[START OF MATERIAL SHOWN]

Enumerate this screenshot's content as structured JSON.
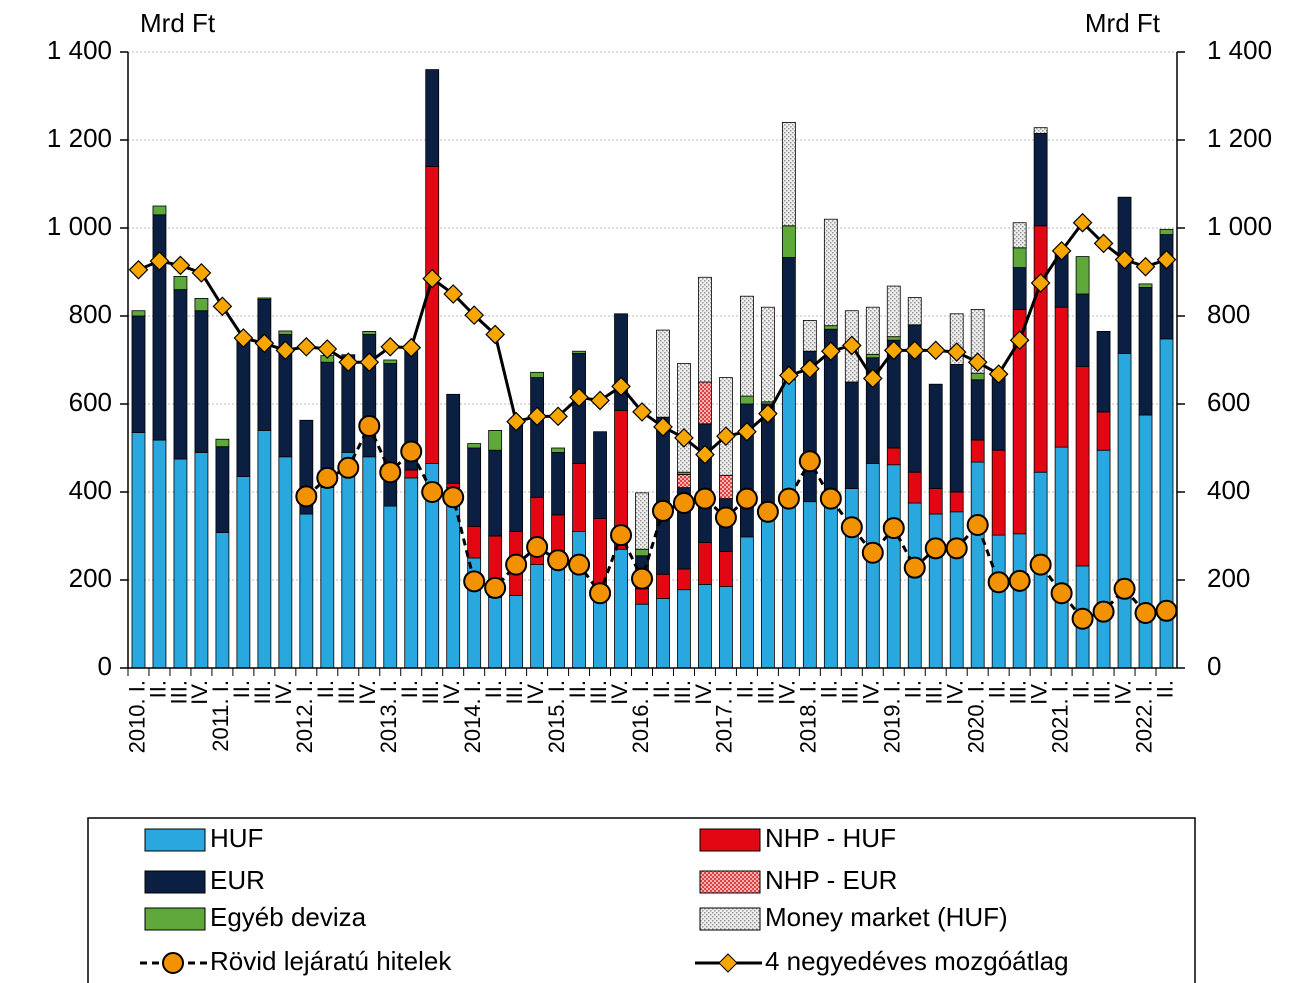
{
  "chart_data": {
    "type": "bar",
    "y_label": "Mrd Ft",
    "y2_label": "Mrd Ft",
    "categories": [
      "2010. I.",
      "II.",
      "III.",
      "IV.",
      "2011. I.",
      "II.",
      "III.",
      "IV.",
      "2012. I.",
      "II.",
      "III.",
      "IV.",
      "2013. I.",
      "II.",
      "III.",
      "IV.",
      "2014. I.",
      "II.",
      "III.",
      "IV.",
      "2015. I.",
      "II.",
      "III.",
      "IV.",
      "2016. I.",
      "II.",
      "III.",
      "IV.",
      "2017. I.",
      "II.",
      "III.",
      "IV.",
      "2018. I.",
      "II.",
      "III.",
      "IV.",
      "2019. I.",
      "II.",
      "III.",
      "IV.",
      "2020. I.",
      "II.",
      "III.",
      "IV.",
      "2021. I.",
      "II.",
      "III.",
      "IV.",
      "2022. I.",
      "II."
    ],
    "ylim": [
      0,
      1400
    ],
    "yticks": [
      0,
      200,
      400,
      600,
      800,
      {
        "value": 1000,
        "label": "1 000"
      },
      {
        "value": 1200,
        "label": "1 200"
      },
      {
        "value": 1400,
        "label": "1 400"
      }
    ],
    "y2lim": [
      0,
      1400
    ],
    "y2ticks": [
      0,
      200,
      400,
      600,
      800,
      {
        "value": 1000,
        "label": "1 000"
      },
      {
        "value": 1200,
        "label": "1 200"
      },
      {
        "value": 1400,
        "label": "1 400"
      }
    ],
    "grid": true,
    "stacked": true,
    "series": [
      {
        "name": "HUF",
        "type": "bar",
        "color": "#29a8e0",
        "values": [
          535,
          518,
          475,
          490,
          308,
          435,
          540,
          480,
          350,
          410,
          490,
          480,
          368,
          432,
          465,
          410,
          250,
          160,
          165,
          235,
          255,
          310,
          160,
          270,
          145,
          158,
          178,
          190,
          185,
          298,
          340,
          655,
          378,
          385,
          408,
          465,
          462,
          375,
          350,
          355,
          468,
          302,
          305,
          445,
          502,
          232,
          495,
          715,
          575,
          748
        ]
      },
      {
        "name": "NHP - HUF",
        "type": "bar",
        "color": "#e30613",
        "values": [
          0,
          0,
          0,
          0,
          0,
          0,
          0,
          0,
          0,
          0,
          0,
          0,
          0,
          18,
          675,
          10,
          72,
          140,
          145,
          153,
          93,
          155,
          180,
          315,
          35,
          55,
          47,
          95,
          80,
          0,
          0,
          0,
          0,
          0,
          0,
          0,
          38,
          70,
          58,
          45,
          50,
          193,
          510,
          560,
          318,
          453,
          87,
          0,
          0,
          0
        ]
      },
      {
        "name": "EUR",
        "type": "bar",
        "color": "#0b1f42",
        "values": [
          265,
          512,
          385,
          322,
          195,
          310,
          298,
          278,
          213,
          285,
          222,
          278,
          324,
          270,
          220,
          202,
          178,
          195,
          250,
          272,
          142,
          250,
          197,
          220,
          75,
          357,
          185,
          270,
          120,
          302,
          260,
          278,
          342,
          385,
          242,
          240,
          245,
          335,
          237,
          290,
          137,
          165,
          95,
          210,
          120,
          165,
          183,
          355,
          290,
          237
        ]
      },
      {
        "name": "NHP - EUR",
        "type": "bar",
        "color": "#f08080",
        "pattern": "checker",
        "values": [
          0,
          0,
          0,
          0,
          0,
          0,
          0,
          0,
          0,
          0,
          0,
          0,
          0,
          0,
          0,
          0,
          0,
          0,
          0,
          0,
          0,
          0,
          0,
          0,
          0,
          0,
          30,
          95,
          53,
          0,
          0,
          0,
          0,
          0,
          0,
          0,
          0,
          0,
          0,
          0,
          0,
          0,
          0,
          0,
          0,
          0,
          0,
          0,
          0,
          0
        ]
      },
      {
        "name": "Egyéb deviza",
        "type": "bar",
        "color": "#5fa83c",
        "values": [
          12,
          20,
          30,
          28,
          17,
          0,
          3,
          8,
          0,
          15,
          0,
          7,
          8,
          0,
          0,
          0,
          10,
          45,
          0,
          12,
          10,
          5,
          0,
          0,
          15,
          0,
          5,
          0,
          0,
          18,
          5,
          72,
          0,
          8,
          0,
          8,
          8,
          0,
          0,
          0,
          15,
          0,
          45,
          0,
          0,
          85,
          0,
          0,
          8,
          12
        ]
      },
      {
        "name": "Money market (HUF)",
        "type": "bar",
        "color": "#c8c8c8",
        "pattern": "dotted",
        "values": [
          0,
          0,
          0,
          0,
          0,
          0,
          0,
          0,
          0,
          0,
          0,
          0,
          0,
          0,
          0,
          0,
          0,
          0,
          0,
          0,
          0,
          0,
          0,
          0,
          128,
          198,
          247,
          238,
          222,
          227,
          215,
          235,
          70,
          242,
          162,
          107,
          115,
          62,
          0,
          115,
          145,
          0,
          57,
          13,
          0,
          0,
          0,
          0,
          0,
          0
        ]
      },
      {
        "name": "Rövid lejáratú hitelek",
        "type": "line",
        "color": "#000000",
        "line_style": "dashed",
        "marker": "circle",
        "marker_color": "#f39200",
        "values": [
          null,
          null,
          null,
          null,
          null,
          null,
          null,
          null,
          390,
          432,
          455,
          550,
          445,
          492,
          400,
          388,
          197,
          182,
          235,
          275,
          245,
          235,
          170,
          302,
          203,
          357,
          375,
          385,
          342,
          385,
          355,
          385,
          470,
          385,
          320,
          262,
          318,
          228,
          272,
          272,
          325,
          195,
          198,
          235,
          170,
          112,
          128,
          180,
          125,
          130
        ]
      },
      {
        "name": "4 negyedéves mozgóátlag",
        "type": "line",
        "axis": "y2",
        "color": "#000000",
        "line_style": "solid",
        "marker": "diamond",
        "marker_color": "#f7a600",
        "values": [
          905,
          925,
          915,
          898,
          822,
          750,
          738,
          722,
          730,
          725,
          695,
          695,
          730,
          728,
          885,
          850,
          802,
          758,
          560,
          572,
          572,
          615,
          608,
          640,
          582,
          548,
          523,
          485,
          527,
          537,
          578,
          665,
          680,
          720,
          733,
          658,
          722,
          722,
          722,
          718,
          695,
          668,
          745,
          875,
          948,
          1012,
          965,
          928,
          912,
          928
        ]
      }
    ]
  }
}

[END OF MATERIAL SHOWN]
[START OF MATERIAL SHOWN]

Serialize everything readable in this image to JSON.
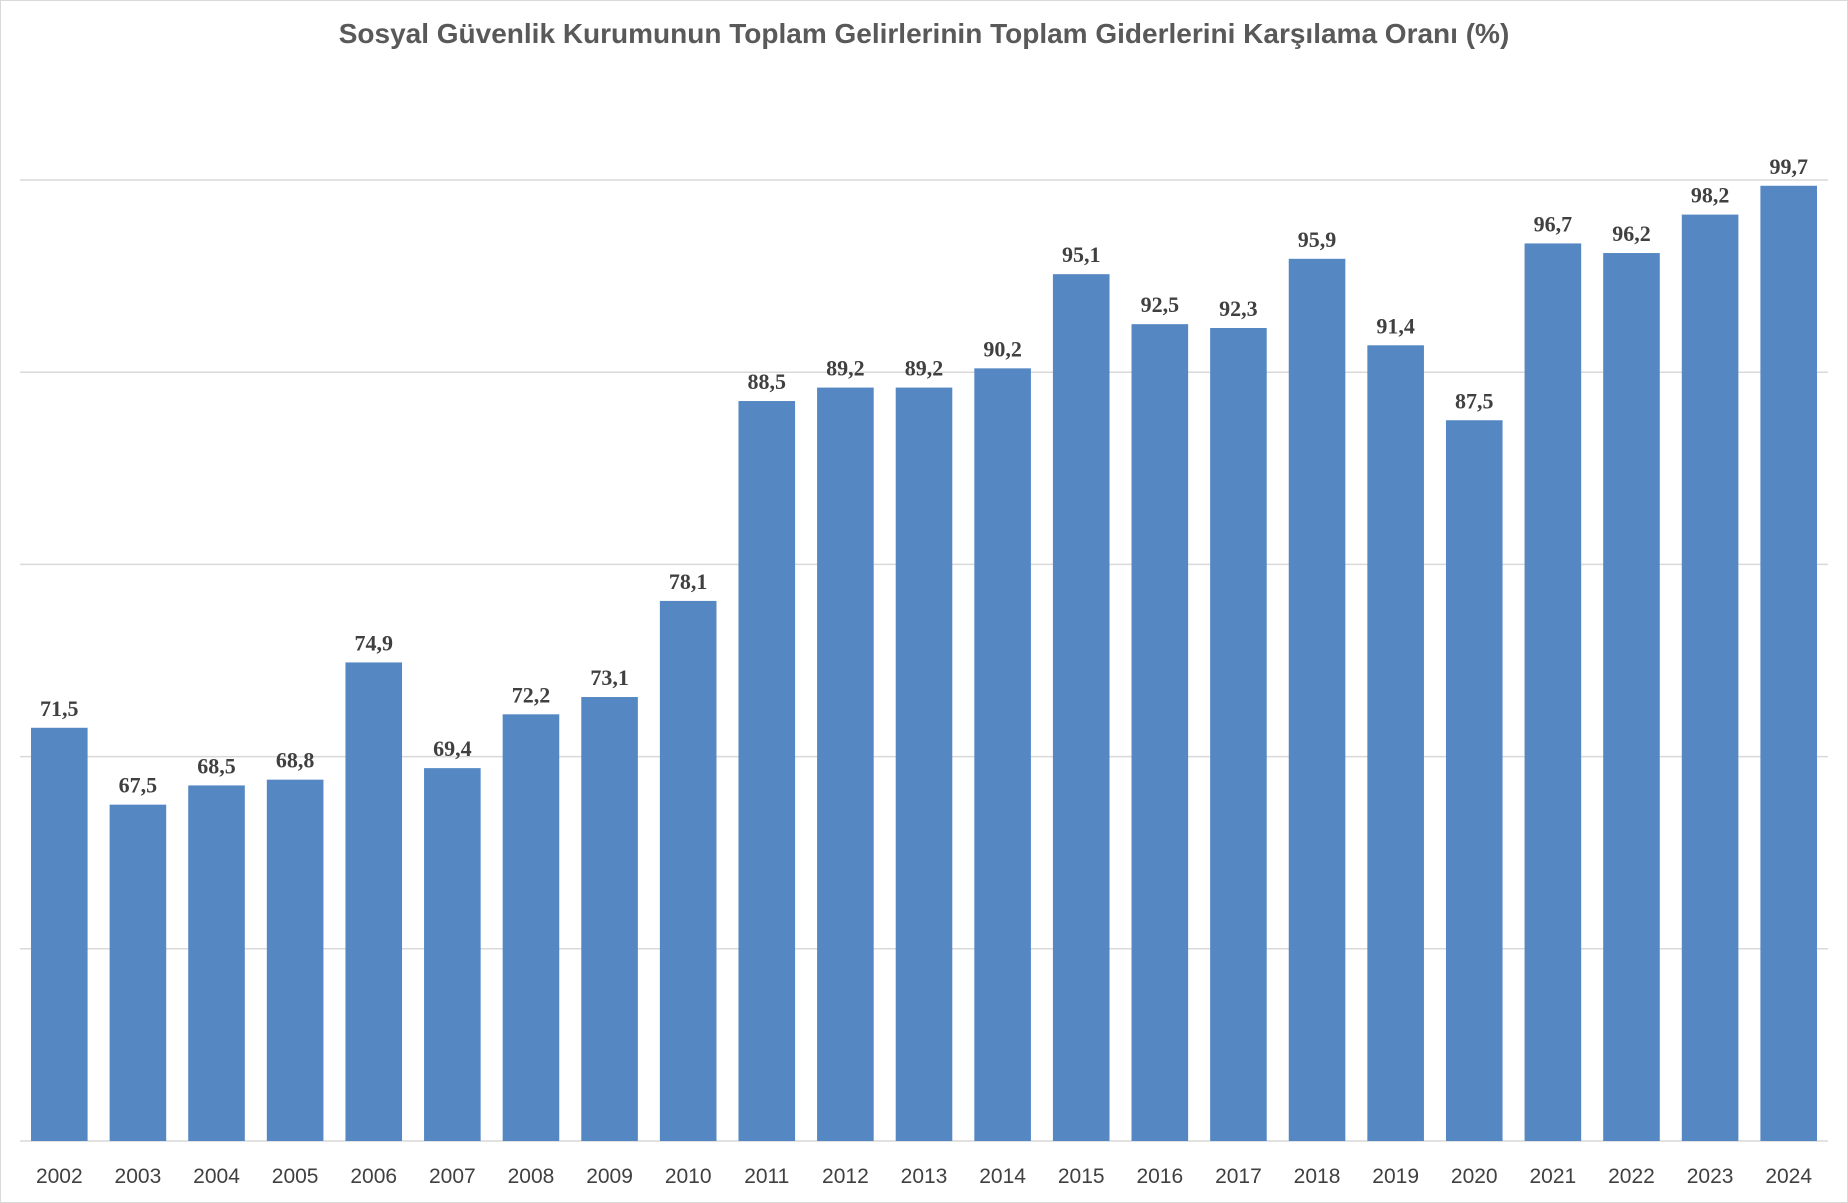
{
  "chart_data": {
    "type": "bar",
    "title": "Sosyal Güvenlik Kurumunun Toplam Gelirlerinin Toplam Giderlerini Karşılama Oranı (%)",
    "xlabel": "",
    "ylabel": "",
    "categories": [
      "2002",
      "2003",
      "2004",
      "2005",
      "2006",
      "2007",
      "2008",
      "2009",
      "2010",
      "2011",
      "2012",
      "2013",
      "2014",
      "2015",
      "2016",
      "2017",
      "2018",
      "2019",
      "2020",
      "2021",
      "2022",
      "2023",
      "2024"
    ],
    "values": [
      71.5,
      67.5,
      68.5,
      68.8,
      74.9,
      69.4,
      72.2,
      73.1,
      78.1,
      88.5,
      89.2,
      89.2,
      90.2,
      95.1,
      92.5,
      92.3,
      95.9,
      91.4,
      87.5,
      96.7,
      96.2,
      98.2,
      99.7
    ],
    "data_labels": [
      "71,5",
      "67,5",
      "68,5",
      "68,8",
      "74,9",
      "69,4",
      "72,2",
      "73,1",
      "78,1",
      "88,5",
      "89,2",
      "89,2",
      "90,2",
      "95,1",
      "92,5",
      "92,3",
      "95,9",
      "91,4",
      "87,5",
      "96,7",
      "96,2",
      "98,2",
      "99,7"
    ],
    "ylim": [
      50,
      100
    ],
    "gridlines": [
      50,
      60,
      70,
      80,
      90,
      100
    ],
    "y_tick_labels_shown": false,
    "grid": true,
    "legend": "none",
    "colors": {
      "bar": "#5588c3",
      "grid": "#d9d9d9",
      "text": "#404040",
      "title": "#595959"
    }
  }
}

[END OF MATERIAL SHOWN]

= EXERCISE TASK =
Where a line in the entries holds the word "name", copy that line.

= EXERCISE OUTPUT =
        "name": "HUF",
        "name": "NHP - HUF",
        "name": "EUR",
        "name": "NHP - EUR",
        "name": "Egyéb deviza",
        "name": "Money market (HUF)",
        "name": "Rövid lejáratú hitelek",
        "name": "4 negyedéves mozgóátlag",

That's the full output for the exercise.